▶ STATED GOAL:
Rewrite the data below, changing every "interactable" to "clickable" and leaving everything else unchanged.

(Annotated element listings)
■ ■ ■ ■ ■ ■ ■
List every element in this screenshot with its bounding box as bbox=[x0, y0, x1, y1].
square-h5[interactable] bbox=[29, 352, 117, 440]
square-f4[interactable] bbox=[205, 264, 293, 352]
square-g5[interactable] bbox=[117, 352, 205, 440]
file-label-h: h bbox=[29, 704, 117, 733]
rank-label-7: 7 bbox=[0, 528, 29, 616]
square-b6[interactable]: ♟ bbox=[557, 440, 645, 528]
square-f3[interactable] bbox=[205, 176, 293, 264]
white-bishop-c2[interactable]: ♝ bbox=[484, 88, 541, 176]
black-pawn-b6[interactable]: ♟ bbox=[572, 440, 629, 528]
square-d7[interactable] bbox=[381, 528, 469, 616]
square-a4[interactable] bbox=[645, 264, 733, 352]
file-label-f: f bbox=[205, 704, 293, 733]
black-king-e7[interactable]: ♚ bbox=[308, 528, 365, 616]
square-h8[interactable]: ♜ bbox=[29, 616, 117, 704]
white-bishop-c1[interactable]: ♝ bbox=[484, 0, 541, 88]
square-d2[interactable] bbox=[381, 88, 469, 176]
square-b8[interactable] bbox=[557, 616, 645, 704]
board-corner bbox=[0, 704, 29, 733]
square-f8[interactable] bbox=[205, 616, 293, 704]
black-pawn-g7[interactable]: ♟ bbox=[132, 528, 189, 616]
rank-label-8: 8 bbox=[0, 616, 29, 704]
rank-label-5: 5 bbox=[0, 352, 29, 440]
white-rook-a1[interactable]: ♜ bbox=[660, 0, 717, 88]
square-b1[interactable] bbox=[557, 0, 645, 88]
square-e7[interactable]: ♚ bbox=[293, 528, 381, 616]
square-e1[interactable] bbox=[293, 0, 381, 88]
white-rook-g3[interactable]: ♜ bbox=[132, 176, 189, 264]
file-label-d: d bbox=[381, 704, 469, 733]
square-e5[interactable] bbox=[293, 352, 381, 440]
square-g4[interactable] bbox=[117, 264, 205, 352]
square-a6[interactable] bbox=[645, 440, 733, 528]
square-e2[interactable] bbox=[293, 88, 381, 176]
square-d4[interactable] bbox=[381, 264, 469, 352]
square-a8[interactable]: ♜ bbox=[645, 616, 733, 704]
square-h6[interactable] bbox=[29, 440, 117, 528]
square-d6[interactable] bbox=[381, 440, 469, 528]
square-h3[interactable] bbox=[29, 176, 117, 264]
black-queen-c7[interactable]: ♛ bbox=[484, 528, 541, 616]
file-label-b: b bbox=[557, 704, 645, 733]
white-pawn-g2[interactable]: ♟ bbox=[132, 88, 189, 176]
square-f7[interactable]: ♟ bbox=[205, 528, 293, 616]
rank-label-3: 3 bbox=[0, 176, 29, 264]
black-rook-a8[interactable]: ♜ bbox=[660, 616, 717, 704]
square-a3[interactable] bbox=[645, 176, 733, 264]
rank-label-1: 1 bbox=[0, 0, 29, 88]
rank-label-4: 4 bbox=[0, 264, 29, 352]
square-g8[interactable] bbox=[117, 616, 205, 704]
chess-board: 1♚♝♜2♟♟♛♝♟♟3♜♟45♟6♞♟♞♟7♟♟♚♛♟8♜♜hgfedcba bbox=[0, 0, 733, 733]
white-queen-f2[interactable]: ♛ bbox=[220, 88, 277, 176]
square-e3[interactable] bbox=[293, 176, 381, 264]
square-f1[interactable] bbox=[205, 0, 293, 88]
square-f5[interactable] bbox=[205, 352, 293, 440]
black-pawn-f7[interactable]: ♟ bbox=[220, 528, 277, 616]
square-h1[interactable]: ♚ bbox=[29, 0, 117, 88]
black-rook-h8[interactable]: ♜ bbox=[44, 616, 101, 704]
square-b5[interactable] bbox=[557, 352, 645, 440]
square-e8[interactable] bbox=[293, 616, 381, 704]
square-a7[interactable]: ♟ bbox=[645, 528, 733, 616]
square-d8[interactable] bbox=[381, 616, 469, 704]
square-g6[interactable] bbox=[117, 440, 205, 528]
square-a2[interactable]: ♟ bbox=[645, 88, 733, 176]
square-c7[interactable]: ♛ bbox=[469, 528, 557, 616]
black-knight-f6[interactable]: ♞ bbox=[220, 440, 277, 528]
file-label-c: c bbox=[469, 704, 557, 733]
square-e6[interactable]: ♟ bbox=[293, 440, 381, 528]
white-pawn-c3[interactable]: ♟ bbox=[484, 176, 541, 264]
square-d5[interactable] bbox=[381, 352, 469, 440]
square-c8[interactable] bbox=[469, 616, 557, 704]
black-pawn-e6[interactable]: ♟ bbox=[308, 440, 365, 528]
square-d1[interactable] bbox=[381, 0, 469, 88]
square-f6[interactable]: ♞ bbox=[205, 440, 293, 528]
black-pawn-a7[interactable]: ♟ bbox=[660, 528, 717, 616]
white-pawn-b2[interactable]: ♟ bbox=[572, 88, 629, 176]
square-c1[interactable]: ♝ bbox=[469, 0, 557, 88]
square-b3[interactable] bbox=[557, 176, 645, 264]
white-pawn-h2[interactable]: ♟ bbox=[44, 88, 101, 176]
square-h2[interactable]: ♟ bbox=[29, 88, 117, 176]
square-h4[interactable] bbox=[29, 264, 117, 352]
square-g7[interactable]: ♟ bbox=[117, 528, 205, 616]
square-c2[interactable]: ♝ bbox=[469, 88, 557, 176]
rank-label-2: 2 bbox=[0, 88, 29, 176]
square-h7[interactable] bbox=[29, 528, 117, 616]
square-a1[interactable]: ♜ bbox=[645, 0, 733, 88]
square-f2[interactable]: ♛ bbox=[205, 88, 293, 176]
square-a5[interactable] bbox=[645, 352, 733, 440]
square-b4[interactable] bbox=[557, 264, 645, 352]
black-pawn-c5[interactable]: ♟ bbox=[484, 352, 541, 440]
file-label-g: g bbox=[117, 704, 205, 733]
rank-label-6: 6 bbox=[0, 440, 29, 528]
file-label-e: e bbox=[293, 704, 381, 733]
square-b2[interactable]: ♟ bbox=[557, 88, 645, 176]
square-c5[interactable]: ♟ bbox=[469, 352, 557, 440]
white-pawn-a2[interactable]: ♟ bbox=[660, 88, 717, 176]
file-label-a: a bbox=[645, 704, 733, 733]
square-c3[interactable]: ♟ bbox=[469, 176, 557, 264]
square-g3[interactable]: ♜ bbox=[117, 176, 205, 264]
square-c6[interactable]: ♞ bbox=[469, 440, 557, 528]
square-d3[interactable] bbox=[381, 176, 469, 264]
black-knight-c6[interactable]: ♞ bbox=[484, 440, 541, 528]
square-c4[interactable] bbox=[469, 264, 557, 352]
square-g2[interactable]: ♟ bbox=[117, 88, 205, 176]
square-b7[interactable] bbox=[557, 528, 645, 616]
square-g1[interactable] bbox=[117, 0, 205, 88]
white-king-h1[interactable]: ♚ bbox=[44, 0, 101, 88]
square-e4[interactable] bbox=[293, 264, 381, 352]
■ ■ ■ ■ ■ ■ ■
▶ ANSWER TO THIS EXERCISE:
List every element in this screenshot with its bounding box as bbox=[x0, y0, x1, y1].
square-h5[clickable] bbox=[29, 352, 117, 440]
square-f4[clickable] bbox=[205, 264, 293, 352]
square-g5[clickable] bbox=[117, 352, 205, 440]
file-label-h: h bbox=[29, 704, 117, 733]
rank-label-7: 7 bbox=[0, 528, 29, 616]
square-b6[clickable]: ♟ bbox=[557, 440, 645, 528]
square-f3[clickable] bbox=[205, 176, 293, 264]
white-bishop-c2[clickable]: ♝ bbox=[484, 88, 541, 176]
black-pawn-b6[clickable]: ♟ bbox=[572, 440, 629, 528]
square-d7[clickable] bbox=[381, 528, 469, 616]
square-a4[clickable] bbox=[645, 264, 733, 352]
file-label-f: f bbox=[205, 704, 293, 733]
black-king-e7[clickable]: ♚ bbox=[308, 528, 365, 616]
square-h8[clickable]: ♜ bbox=[29, 616, 117, 704]
white-bishop-c1[clickable]: ♝ bbox=[484, 0, 541, 88]
square-d2[clickable] bbox=[381, 88, 469, 176]
square-b8[clickable] bbox=[557, 616, 645, 704]
board-corner bbox=[0, 704, 29, 733]
square-f8[clickable] bbox=[205, 616, 293, 704]
black-pawn-g7[clickable]: ♟ bbox=[132, 528, 189, 616]
rank-label-8: 8 bbox=[0, 616, 29, 704]
rank-label-5: 5 bbox=[0, 352, 29, 440]
white-rook-a1[clickable]: ♜ bbox=[660, 0, 717, 88]
square-b1[clickable] bbox=[557, 0, 645, 88]
square-e7[clickable]: ♚ bbox=[293, 528, 381, 616]
square-e1[clickable] bbox=[293, 0, 381, 88]
white-rook-g3[clickable]: ♜ bbox=[132, 176, 189, 264]
file-label-d: d bbox=[381, 704, 469, 733]
square-e5[clickable] bbox=[293, 352, 381, 440]
square-g4[clickable] bbox=[117, 264, 205, 352]
square-a6[clickable] bbox=[645, 440, 733, 528]
square-e2[clickable] bbox=[293, 88, 381, 176]
square-d4[clickable] bbox=[381, 264, 469, 352]
square-a8[clickable]: ♜ bbox=[645, 616, 733, 704]
square-h6[clickable] bbox=[29, 440, 117, 528]
square-d6[clickable] bbox=[381, 440, 469, 528]
square-h3[clickable] bbox=[29, 176, 117, 264]
black-queen-c7[clickable]: ♛ bbox=[484, 528, 541, 616]
file-label-b: b bbox=[557, 704, 645, 733]
white-pawn-g2[clickable]: ♟ bbox=[132, 88, 189, 176]
square-f7[clickable]: ♟ bbox=[205, 528, 293, 616]
rank-label-3: 3 bbox=[0, 176, 29, 264]
black-rook-a8[clickable]: ♜ bbox=[660, 616, 717, 704]
square-a3[clickable] bbox=[645, 176, 733, 264]
rank-label-1: 1 bbox=[0, 0, 29, 88]
rank-label-4: 4 bbox=[0, 264, 29, 352]
square-g8[clickable] bbox=[117, 616, 205, 704]
chess-board: 1♚♝♜2♟♟♛♝♟♟3♜♟45♟6♞♟♞♟7♟♟♚♛♟8♜♜hgfedcba bbox=[0, 0, 733, 733]
white-queen-f2[clickable]: ♛ bbox=[220, 88, 277, 176]
square-e3[clickable] bbox=[293, 176, 381, 264]
square-f1[clickable] bbox=[205, 0, 293, 88]
square-f5[clickable] bbox=[205, 352, 293, 440]
black-pawn-f7[clickable]: ♟ bbox=[220, 528, 277, 616]
square-h1[clickable]: ♚ bbox=[29, 0, 117, 88]
black-rook-h8[clickable]: ♜ bbox=[44, 616, 101, 704]
square-b5[clickable] bbox=[557, 352, 645, 440]
square-e8[clickable] bbox=[293, 616, 381, 704]
square-a7[clickable]: ♟ bbox=[645, 528, 733, 616]
square-d8[clickable] bbox=[381, 616, 469, 704]
square-g6[clickable] bbox=[117, 440, 205, 528]
square-a2[clickable]: ♟ bbox=[645, 88, 733, 176]
square-c7[clickable]: ♛ bbox=[469, 528, 557, 616]
black-knight-f6[clickable]: ♞ bbox=[220, 440, 277, 528]
file-label-c: c bbox=[469, 704, 557, 733]
square-e6[clickable]: ♟ bbox=[293, 440, 381, 528]
white-pawn-c3[clickable]: ♟ bbox=[484, 176, 541, 264]
square-d5[clickable] bbox=[381, 352, 469, 440]
square-c8[clickable] bbox=[469, 616, 557, 704]
black-pawn-e6[clickable]: ♟ bbox=[308, 440, 365, 528]
square-d1[clickable] bbox=[381, 0, 469, 88]
square-f6[clickable]: ♞ bbox=[205, 440, 293, 528]
black-pawn-a7[clickable]: ♟ bbox=[660, 528, 717, 616]
white-pawn-b2[clickable]: ♟ bbox=[572, 88, 629, 176]
square-c1[clickable]: ♝ bbox=[469, 0, 557, 88]
square-b3[clickable] bbox=[557, 176, 645, 264]
white-pawn-h2[clickable]: ♟ bbox=[44, 88, 101, 176]
square-h2[clickable]: ♟ bbox=[29, 88, 117, 176]
square-h4[clickable] bbox=[29, 264, 117, 352]
square-g7[clickable]: ♟ bbox=[117, 528, 205, 616]
square-c2[clickable]: ♝ bbox=[469, 88, 557, 176]
rank-label-2: 2 bbox=[0, 88, 29, 176]
square-h7[clickable] bbox=[29, 528, 117, 616]
square-a1[clickable]: ♜ bbox=[645, 0, 733, 88]
square-f2[clickable]: ♛ bbox=[205, 88, 293, 176]
square-a5[clickable] bbox=[645, 352, 733, 440]
square-b4[clickable] bbox=[557, 264, 645, 352]
black-pawn-c5[clickable]: ♟ bbox=[484, 352, 541, 440]
file-label-g: g bbox=[117, 704, 205, 733]
rank-label-6: 6 bbox=[0, 440, 29, 528]
file-label-e: e bbox=[293, 704, 381, 733]
square-b2[clickable]: ♟ bbox=[557, 88, 645, 176]
square-c5[clickable]: ♟ bbox=[469, 352, 557, 440]
white-pawn-a2[clickable]: ♟ bbox=[660, 88, 717, 176]
file-label-a: a bbox=[645, 704, 733, 733]
square-c3[clickable]: ♟ bbox=[469, 176, 557, 264]
square-g3[clickable]: ♜ bbox=[117, 176, 205, 264]
square-c6[clickable]: ♞ bbox=[469, 440, 557, 528]
square-d3[clickable] bbox=[381, 176, 469, 264]
black-knight-c6[clickable]: ♞ bbox=[484, 440, 541, 528]
square-c4[clickable] bbox=[469, 264, 557, 352]
square-g2[clickable]: ♟ bbox=[117, 88, 205, 176]
square-b7[clickable] bbox=[557, 528, 645, 616]
square-g1[clickable] bbox=[117, 0, 205, 88]
white-king-h1[clickable]: ♚ bbox=[44, 0, 101, 88]
square-e4[clickable] bbox=[293, 264, 381, 352]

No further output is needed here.